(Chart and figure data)
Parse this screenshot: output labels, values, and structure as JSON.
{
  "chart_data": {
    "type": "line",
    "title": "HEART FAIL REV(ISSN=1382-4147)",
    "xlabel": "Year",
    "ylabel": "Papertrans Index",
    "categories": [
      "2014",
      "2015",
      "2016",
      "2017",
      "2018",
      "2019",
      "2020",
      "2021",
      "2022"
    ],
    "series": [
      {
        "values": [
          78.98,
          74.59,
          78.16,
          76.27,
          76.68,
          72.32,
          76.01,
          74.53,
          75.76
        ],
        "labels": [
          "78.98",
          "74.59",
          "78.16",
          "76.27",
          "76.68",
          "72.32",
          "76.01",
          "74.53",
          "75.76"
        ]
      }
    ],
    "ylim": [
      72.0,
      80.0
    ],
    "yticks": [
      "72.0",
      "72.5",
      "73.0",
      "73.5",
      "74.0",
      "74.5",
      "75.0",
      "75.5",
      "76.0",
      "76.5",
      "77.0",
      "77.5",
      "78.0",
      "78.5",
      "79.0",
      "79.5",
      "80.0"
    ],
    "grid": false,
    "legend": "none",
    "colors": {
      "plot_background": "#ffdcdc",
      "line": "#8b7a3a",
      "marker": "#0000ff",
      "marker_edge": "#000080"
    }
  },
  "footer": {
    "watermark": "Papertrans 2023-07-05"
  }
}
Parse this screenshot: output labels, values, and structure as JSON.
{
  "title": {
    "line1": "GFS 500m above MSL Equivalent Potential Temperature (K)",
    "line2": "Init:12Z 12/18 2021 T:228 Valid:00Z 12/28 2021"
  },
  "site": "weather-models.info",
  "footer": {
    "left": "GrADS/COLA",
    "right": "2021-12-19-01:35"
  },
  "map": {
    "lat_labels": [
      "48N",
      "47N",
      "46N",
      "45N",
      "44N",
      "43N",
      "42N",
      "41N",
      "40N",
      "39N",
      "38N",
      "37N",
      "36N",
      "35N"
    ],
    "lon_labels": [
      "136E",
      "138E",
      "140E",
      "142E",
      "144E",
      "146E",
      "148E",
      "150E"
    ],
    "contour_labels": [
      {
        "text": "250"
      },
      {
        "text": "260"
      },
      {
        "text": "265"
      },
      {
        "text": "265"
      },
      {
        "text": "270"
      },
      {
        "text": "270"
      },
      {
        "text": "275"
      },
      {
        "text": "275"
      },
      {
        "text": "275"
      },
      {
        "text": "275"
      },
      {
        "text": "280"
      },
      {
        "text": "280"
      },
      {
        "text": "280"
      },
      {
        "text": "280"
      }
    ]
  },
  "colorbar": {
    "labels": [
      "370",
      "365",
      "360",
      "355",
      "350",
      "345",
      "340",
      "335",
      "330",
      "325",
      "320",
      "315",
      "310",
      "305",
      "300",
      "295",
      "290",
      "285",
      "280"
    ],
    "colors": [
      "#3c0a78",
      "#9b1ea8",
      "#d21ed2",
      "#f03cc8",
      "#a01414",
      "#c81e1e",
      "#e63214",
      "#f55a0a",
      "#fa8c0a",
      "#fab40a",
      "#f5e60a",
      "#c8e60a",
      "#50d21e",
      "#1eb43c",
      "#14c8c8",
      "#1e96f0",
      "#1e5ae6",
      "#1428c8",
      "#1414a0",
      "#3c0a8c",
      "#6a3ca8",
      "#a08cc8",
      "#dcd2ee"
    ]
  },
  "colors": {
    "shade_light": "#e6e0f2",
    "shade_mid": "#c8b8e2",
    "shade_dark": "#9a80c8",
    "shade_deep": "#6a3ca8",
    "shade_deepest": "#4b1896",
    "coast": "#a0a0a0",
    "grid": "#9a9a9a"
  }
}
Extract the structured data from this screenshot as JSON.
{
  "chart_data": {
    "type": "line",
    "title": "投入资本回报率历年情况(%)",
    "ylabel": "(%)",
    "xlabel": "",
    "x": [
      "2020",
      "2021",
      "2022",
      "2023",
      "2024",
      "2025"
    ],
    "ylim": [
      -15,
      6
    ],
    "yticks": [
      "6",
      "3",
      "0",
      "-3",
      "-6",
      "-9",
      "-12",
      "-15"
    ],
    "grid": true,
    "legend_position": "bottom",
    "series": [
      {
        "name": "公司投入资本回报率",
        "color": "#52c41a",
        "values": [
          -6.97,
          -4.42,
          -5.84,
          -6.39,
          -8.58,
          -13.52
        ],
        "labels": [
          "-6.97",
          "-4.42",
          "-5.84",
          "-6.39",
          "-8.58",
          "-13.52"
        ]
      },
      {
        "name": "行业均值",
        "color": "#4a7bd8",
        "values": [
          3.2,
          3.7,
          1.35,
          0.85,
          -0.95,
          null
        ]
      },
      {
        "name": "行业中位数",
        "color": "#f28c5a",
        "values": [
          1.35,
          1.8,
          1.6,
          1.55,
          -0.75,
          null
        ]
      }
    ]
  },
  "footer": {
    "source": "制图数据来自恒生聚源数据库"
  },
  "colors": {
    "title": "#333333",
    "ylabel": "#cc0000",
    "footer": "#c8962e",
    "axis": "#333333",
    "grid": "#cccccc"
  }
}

[Task instructions] Give the material above again, word for word.

[Exercise response]
Parse this screenshot: output labels, values, and structure as JSON.
{
  "chart_data": {
    "type": "line",
    "title": "HEART FAIL REV(ISSN=1382-4147)",
    "xlabel": "Year",
    "ylabel": "Papertrans Index",
    "categories": [
      "2014",
      "2015",
      "2016",
      "2017",
      "2018",
      "2019",
      "2020",
      "2021",
      "2022"
    ],
    "series": [
      {
        "values": [
          78.98,
          74.59,
          78.16,
          76.27,
          76.68,
          72.32,
          76.01,
          74.53,
          75.76
        ],
        "labels": [
          "78.98",
          "74.59",
          "78.16",
          "76.27",
          "76.68",
          "72.32",
          "76.01",
          "74.53",
          "75.76"
        ]
      }
    ],
    "ylim": [
      72.0,
      80.0
    ],
    "yticks": [
      "72.0",
      "72.5",
      "73.0",
      "73.5",
      "74.0",
      "74.5",
      "75.0",
      "75.5",
      "76.0",
      "76.5",
      "77.0",
      "77.5",
      "78.0",
      "78.5",
      "79.0",
      "79.5",
      "80.0"
    ],
    "grid": false,
    "legend": "none",
    "colors": {
      "plot_background": "#ffdcdc",
      "line": "#8b7a3a",
      "marker": "#0000ff",
      "marker_edge": "#000080"
    }
  },
  "footer": {
    "watermark": "Papertrans 2023-07-05"
  }
}
Parse this screenshot: output labels, values, and structure as JSON.
{
  "title": {
    "line1": "GFS 500m above MSL Equivalent Potential Temperature (K)",
    "line2": "Init:12Z 12/18 2021 T:228 Valid:00Z 12/28 2021"
  },
  "site": "weather-models.info",
  "footer": {
    "left": "GrADS/COLA",
    "right": "2021-12-19-01:35"
  },
  "map": {
    "lat_labels": [
      "48N",
      "47N",
      "46N",
      "45N",
      "44N",
      "43N",
      "42N",
      "41N",
      "40N",
      "39N",
      "38N",
      "37N",
      "36N",
      "35N"
    ],
    "lon_labels": [
      "136E",
      "138E",
      "140E",
      "142E",
      "144E",
      "146E",
      "148E",
      "150E"
    ],
    "contour_labels": [
      {
        "text": "250"
      },
      {
        "text": "260"
      },
      {
        "text": "265"
      },
      {
        "text": "265"
      },
      {
        "text": "270"
      },
      {
        "text": "270"
      },
      {
        "text": "275"
      },
      {
        "text": "275"
      },
      {
        "text": "275"
      },
      {
        "text": "275"
      },
      {
        "text": "280"
      },
      {
        "text": "280"
      },
      {
        "text": "280"
      },
      {
        "text": "280"
      }
    ]
  },
  "colorbar": {
    "labels": [
      "370",
      "365",
      "360",
      "355",
      "350",
      "345",
      "340",
      "335",
      "330",
      "325",
      "320",
      "315",
      "310",
      "305",
      "300",
      "295",
      "290",
      "285",
      "280"
    ],
    "colors": [
      "#3c0a78",
      "#9b1ea8",
      "#d21ed2",
      "#f03cc8",
      "#a01414",
      "#c81e1e",
      "#e63214",
      "#f55a0a",
      "#fa8c0a",
      "#fab40a",
      "#f5e60a",
      "#c8e60a",
      "#50d21e",
      "#1eb43c",
      "#14c8c8",
      "#1e96f0",
      "#1e5ae6",
      "#1428c8",
      "#1414a0",
      "#3c0a8c",
      "#6a3ca8",
      "#a08cc8",
      "#dcd2ee"
    ]
  },
  "colors": {
    "shade_light": "#e6e0f2",
    "shade_mid": "#c8b8e2",
    "shade_dark": "#9a80c8",
    "shade_deep": "#6a3ca8",
    "shade_deepest": "#4b1896",
    "coast": "#a0a0a0",
    "grid": "#9a9a9a"
  }
}
Extract the structured data from this screenshot as JSON.
{
  "chart_data": {
    "type": "line",
    "title": "投入资本回报率历年情况(%)",
    "ylabel": "(%)",
    "xlabel": "",
    "x": [
      "2020",
      "2021",
      "2022",
      "2023",
      "2024",
      "2025"
    ],
    "ylim": [
      -15,
      6
    ],
    "yticks": [
      "6",
      "3",
      "0",
      "-3",
      "-6",
      "-9",
      "-12",
      "-15"
    ],
    "grid": true,
    "legend_position": "bottom",
    "series": [
      {
        "name": "公司投入资本回报率",
        "color": "#52c41a",
        "values": [
          -6.97,
          -4.42,
          -5.84,
          -6.39,
          -8.58,
          -13.52
        ],
        "labels": [
          "-6.97",
          "-4.42",
          "-5.84",
          "-6.39",
          "-8.58",
          "-13.52"
        ]
      },
      {
        "name": "行业均值",
        "color": "#4a7bd8",
        "values": [
          3.2,
          3.7,
          1.35,
          0.85,
          -0.95,
          null
        ]
      },
      {
        "name": "行业中位数",
        "color": "#f28c5a",
        "values": [
          1.35,
          1.8,
          1.6,
          1.55,
          -0.75,
          null
        ]
      }
    ]
  },
  "footer": {
    "source": "制图数据来自恒生聚源数据库"
  },
  "colors": {
    "title": "#333333",
    "ylabel": "#cc0000",
    "footer": "#c8962e",
    "axis": "#333333",
    "grid": "#cccccc"
  }
}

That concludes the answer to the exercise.